▼

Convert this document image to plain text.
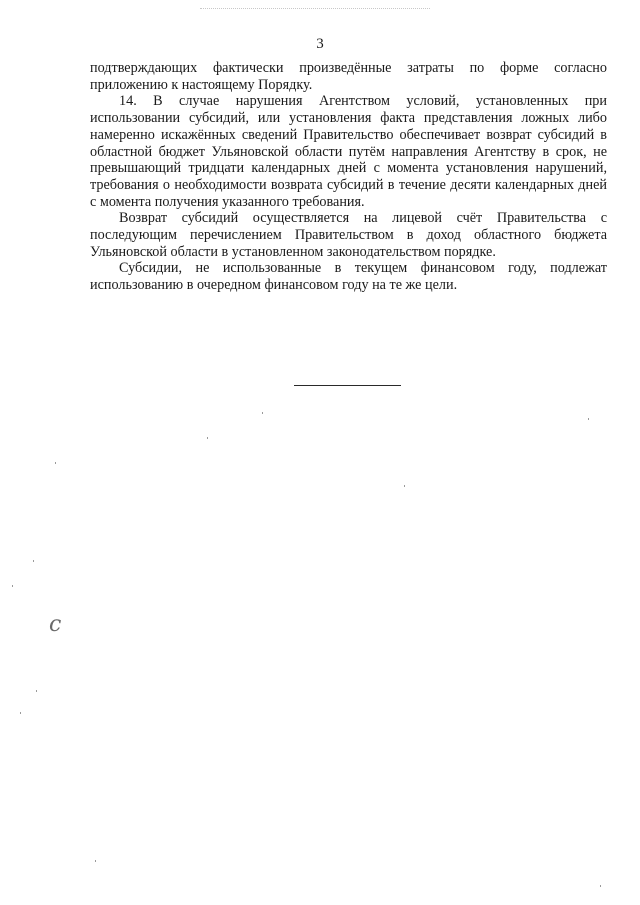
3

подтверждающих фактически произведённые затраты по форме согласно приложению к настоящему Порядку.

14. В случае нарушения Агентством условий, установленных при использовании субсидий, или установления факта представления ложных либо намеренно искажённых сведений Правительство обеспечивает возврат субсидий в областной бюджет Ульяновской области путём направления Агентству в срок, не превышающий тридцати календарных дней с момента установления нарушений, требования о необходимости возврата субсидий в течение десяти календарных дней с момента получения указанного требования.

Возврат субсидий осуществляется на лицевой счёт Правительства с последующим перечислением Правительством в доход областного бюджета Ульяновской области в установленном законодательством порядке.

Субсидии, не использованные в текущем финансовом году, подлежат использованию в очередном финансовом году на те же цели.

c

▲

WHAT IS NEEDED: Note each line of the entries that has "области" in it, and copy those lines.

TASK RESPONSE:
14. В случае нарушения Агентством условий, установленных при использовании субсидий, или установления факта представления ложных либо намеренно искажённых сведений Правительство обеспечивает возврат субсидий в областной бюджет Ульяновской области путём направления Агентству в срок, не превышающий тридцати календарных дней с момента установления нарушений, требования о необходимости возврата субсидий в течение десяти календарных дней с момента получения указанного требования.
Возврат субсидий осуществляется на лицевой счёт Правительства с последующим перечислением Правительством в доход областного бюджета Ульяновской области в установленном законодательством порядке.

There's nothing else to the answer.